Part of a data file
○ ○ ○

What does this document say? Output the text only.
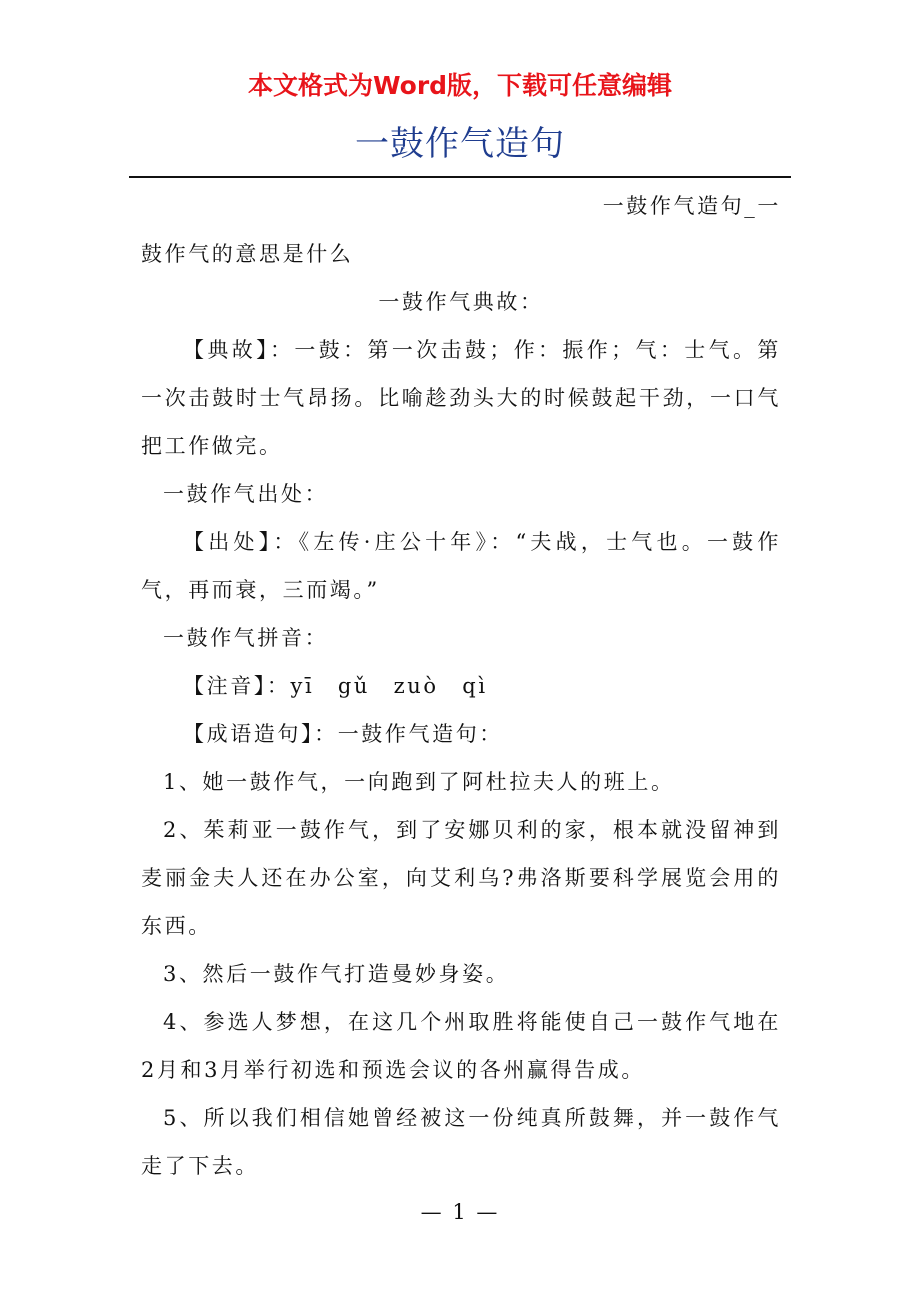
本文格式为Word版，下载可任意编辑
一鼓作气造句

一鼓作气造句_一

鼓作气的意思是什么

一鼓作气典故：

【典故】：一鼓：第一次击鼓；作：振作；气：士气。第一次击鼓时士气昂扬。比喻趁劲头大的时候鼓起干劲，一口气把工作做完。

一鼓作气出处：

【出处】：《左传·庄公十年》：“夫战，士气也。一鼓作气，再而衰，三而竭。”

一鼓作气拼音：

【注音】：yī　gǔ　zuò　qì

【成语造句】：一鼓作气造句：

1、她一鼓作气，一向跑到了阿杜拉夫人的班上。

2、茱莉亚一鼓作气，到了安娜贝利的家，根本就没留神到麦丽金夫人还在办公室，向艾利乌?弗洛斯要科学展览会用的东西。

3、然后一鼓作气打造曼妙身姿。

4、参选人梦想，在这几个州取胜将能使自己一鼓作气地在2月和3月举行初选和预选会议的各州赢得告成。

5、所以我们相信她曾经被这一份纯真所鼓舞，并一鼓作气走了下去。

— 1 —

○ ○ ○

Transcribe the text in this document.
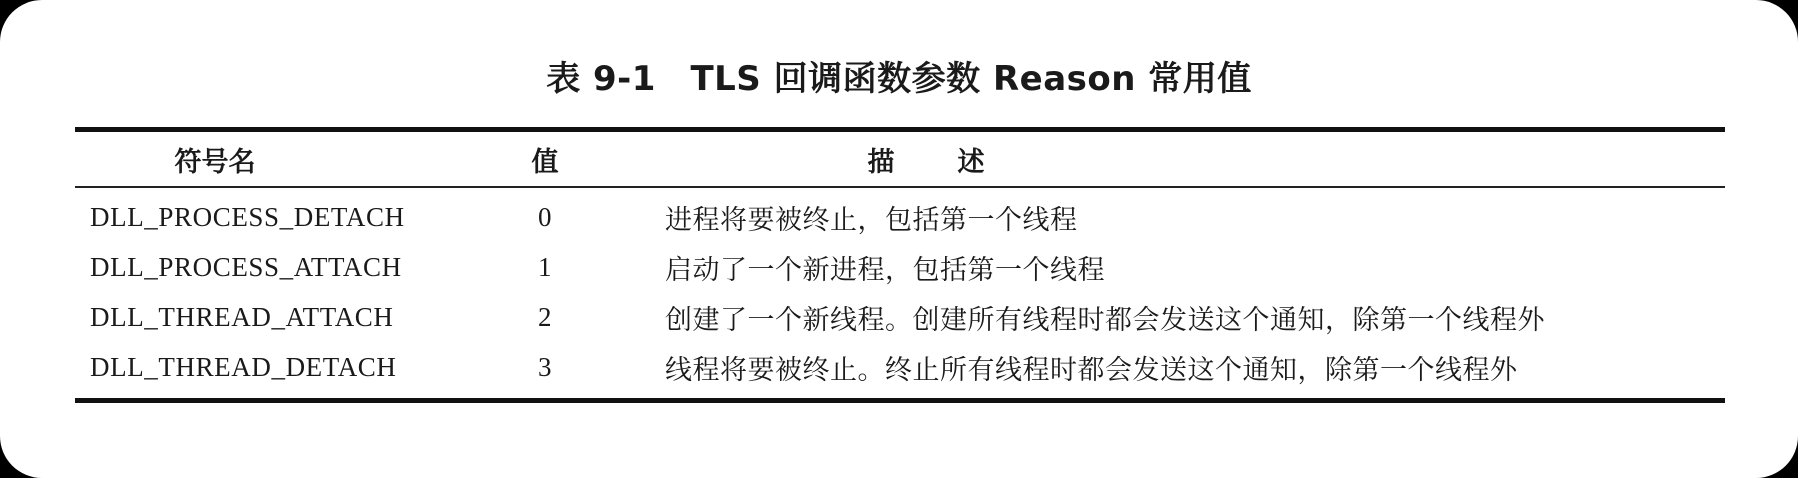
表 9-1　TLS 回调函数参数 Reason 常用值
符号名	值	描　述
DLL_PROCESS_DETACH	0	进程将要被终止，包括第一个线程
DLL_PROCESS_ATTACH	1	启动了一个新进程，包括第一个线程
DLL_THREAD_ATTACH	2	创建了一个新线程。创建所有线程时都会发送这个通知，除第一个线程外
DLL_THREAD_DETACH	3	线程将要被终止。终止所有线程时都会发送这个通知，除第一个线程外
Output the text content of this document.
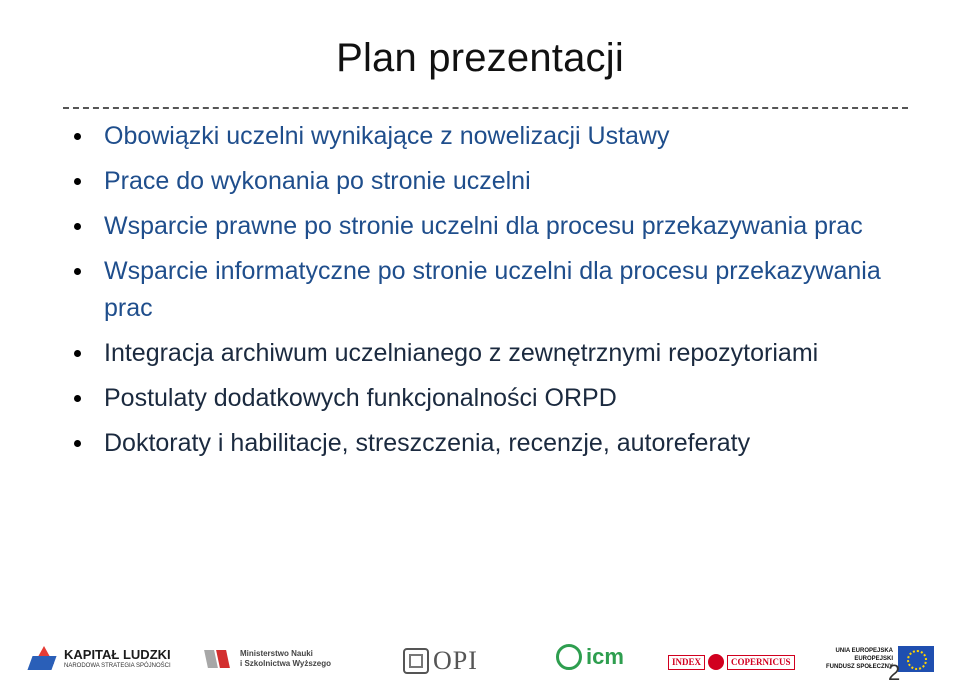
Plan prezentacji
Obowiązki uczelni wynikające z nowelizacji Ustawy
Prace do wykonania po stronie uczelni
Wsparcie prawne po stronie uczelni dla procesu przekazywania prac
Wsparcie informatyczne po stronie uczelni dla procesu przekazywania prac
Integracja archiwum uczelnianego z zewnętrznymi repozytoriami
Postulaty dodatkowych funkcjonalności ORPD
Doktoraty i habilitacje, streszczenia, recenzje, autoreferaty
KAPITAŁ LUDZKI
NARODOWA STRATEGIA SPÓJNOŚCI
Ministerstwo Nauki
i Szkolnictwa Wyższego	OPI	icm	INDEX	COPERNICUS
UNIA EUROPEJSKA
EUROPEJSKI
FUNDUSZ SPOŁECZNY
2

○ ○ ○

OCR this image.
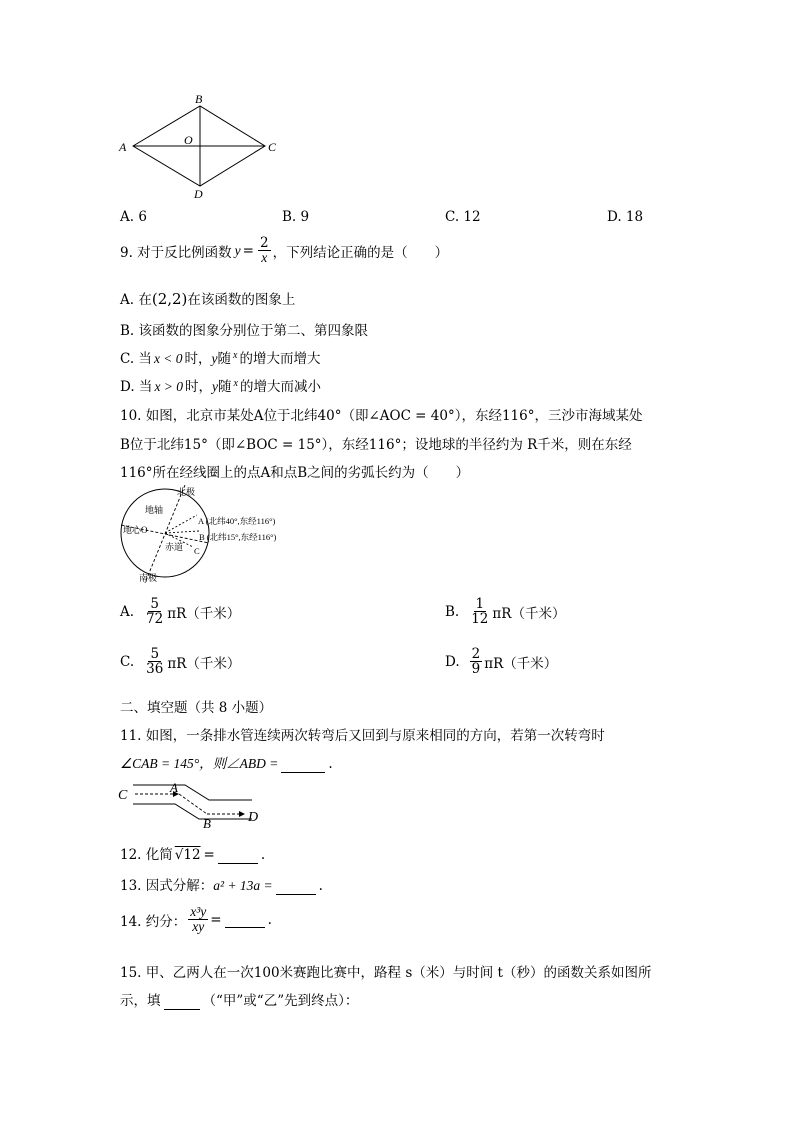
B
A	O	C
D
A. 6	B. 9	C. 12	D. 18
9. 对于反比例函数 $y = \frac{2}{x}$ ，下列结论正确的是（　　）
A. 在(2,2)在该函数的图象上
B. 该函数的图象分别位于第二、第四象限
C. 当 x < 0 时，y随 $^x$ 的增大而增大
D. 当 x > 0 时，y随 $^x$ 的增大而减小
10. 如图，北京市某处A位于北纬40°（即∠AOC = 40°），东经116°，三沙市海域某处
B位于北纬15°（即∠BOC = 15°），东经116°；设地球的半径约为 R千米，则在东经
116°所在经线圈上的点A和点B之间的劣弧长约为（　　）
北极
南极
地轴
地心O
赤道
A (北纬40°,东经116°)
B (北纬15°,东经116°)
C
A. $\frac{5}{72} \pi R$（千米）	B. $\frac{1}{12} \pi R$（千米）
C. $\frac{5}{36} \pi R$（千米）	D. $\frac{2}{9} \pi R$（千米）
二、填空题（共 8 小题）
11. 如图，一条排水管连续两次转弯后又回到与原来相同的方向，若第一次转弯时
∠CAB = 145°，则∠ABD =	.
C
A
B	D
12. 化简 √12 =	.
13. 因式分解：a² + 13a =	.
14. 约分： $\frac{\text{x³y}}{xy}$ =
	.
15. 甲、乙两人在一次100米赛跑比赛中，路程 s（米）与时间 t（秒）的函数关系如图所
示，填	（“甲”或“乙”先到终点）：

○ ○ ○

EXERCISE DIRECTIONS: Gather each line from the entries above that includes the word "this".

OUTPUT BELOW:
What does this document say? Output the text only.
Transcribe the text in this document.
Output the text content of this document.
OCR this image.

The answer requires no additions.